> _Supplied records_
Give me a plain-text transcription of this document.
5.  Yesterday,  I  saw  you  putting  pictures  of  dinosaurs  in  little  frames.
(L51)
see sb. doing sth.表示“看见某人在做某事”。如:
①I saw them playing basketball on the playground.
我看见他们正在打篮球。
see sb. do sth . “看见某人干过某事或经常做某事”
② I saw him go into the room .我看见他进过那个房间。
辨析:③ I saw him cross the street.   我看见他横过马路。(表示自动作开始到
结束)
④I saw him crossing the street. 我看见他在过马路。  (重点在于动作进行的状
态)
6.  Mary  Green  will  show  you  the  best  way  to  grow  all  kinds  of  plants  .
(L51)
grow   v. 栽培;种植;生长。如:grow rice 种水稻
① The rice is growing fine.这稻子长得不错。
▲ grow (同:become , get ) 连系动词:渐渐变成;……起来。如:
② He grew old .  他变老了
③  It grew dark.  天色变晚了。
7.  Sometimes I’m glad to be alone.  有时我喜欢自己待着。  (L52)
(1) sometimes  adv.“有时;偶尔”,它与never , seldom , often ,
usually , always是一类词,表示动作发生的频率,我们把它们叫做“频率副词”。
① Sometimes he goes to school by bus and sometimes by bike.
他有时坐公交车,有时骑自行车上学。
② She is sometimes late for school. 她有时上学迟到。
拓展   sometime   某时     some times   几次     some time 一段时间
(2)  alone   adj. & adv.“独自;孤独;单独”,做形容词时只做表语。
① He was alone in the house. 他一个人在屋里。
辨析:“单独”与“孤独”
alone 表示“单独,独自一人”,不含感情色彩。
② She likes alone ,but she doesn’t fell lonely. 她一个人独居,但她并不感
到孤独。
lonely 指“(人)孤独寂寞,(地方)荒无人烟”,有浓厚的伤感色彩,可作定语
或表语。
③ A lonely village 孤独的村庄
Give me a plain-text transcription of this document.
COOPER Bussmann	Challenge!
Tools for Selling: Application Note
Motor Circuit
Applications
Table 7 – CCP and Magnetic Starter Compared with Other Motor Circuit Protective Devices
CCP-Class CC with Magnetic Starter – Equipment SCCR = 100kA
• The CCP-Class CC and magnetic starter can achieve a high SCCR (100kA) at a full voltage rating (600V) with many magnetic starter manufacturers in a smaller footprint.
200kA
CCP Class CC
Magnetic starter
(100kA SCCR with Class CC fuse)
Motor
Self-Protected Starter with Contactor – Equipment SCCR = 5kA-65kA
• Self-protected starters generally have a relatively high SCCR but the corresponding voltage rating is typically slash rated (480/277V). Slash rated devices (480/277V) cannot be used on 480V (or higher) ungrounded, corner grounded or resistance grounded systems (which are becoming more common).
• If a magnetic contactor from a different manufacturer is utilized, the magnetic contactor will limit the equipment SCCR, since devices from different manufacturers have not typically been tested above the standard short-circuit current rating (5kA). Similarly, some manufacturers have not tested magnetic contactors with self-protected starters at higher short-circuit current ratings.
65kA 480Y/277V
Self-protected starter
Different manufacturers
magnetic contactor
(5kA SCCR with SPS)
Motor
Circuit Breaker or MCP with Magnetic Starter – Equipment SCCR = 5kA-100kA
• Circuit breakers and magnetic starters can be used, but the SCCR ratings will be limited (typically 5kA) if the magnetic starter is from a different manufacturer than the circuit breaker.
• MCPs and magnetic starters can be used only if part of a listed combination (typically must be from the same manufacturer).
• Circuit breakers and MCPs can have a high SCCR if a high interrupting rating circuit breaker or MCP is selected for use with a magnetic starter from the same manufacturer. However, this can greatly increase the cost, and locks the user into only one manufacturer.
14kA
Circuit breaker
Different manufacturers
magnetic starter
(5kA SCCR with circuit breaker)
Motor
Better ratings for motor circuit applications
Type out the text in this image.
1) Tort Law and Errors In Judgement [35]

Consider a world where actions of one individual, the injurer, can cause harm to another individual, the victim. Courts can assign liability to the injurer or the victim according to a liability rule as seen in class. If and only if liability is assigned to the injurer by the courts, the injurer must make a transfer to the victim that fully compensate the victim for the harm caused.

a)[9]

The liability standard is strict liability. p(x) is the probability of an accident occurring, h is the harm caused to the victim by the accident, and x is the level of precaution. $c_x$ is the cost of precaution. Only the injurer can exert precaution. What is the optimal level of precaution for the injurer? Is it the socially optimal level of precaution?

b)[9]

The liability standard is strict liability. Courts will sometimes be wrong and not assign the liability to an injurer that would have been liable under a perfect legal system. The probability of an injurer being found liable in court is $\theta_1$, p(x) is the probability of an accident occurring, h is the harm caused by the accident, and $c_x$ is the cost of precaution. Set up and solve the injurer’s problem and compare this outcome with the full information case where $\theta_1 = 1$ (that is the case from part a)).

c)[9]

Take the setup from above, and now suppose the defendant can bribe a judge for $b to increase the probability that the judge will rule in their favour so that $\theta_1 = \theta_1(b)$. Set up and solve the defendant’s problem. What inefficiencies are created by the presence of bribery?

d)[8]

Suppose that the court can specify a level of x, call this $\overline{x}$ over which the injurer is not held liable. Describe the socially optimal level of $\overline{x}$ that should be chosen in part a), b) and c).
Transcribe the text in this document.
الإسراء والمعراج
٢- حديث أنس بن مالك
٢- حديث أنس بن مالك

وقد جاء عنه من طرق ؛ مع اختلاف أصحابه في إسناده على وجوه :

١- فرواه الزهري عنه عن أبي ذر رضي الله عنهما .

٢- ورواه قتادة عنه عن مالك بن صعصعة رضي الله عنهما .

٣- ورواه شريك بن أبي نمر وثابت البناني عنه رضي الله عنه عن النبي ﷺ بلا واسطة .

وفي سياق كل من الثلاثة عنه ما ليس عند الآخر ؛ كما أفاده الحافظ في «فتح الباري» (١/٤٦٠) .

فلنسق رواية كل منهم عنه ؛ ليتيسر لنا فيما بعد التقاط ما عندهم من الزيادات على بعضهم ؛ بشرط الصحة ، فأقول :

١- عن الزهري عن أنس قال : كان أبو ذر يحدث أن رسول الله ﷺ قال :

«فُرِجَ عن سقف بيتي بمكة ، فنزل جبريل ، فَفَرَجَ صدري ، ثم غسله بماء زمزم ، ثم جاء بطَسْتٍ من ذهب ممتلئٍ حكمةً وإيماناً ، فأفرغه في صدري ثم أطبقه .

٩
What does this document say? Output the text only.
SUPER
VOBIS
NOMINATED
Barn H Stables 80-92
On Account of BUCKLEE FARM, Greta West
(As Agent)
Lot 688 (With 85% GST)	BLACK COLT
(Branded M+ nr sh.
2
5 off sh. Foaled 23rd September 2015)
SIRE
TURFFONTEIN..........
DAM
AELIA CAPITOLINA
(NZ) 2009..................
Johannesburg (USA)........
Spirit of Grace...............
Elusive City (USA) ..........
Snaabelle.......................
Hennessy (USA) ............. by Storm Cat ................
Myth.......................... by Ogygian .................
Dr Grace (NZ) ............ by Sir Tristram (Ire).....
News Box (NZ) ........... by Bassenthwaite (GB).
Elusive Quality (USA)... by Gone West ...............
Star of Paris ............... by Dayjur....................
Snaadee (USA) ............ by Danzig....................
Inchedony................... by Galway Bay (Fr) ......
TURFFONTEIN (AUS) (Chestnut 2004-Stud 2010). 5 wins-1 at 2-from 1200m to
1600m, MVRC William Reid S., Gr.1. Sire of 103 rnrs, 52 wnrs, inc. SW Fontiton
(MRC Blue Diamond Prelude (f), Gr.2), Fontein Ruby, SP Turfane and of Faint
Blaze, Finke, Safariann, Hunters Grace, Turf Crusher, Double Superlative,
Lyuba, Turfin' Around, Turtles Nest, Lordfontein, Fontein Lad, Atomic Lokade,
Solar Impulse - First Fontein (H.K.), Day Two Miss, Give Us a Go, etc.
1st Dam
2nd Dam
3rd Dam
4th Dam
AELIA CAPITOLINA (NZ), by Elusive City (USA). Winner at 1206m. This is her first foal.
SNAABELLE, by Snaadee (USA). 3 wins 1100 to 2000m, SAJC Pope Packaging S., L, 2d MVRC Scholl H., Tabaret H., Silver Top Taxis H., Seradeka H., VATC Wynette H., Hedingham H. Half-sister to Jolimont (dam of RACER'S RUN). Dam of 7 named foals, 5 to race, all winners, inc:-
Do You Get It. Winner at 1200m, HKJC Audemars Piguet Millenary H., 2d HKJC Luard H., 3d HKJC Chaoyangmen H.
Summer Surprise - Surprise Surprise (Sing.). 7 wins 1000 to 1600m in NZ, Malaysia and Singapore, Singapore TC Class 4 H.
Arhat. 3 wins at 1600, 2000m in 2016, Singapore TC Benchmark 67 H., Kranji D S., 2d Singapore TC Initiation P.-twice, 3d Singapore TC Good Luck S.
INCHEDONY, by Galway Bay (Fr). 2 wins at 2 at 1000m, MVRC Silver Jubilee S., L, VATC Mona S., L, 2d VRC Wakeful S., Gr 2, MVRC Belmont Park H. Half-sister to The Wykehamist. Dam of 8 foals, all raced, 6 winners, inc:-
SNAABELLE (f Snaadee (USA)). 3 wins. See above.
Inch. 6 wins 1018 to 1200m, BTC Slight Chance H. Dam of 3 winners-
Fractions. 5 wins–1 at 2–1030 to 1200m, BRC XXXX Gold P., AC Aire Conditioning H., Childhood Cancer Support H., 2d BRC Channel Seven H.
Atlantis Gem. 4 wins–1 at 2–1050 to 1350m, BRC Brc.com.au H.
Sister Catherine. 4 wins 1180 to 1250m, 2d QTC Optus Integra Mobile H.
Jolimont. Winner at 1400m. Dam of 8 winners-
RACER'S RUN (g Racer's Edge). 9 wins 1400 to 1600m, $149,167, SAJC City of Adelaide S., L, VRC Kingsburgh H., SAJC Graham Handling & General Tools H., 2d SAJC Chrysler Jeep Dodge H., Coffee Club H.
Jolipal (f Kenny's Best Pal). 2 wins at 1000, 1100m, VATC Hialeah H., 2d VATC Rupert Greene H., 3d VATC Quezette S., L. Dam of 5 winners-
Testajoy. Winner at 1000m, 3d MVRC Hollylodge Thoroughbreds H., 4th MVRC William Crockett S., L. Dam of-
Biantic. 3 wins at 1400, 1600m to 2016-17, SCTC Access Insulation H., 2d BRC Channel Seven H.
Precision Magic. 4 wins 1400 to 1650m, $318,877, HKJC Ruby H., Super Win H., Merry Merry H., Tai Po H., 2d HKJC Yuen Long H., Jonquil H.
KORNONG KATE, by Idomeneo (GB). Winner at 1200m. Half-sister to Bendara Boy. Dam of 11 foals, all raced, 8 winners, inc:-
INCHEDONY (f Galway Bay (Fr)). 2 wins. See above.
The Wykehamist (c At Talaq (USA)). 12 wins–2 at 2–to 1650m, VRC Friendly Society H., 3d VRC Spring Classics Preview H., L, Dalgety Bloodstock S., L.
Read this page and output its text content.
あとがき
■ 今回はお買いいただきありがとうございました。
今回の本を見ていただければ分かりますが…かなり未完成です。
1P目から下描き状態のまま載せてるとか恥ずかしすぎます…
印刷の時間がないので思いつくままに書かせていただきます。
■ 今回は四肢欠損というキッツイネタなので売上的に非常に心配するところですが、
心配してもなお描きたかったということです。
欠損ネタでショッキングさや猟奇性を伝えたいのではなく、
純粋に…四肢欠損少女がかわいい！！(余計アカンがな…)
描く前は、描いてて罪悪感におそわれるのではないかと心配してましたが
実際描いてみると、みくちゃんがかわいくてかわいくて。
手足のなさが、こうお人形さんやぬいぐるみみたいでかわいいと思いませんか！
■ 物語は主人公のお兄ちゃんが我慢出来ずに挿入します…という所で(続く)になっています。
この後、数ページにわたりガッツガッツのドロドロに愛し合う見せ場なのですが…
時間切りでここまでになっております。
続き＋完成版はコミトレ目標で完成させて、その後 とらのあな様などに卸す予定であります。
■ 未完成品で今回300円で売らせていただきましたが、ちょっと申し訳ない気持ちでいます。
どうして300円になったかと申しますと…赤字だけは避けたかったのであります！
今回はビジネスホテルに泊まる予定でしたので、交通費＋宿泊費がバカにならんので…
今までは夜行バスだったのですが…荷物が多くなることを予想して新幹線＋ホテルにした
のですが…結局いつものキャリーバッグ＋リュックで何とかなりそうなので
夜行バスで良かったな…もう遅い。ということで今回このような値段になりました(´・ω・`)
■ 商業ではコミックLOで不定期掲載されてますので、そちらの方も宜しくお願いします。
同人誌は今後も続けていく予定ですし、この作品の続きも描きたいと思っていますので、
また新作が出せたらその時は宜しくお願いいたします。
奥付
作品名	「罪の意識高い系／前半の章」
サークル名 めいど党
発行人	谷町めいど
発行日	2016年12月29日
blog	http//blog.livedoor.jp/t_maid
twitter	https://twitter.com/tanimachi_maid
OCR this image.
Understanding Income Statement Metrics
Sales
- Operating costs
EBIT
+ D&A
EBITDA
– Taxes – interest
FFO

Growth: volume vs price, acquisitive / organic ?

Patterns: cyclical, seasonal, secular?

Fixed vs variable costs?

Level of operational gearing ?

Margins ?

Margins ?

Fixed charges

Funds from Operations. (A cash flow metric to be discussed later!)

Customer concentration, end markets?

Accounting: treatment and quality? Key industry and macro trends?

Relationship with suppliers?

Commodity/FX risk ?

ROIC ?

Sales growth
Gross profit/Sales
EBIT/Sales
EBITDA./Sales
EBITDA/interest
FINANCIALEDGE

> _What to produce_
Gather and return every line that holds the string "optimal".

> _Written answer_
The liability standard is strict liability. p(x) is the probability of an accident occurring, h is the harm caused to the victim by the accident, and x is the level of precaution. $c_x$ is the cost of precaution. Only the injurer can exert precaution. What is the optimal level of precaution for the injurer? Is it the socially optimal level of precaution?
Suppose that the court can specify a level of x, call this $\overline{x}$ over which the injurer is not held liable. Describe the socially optimal level of $\overline{x}$ that should be chosen in part a), b) and c).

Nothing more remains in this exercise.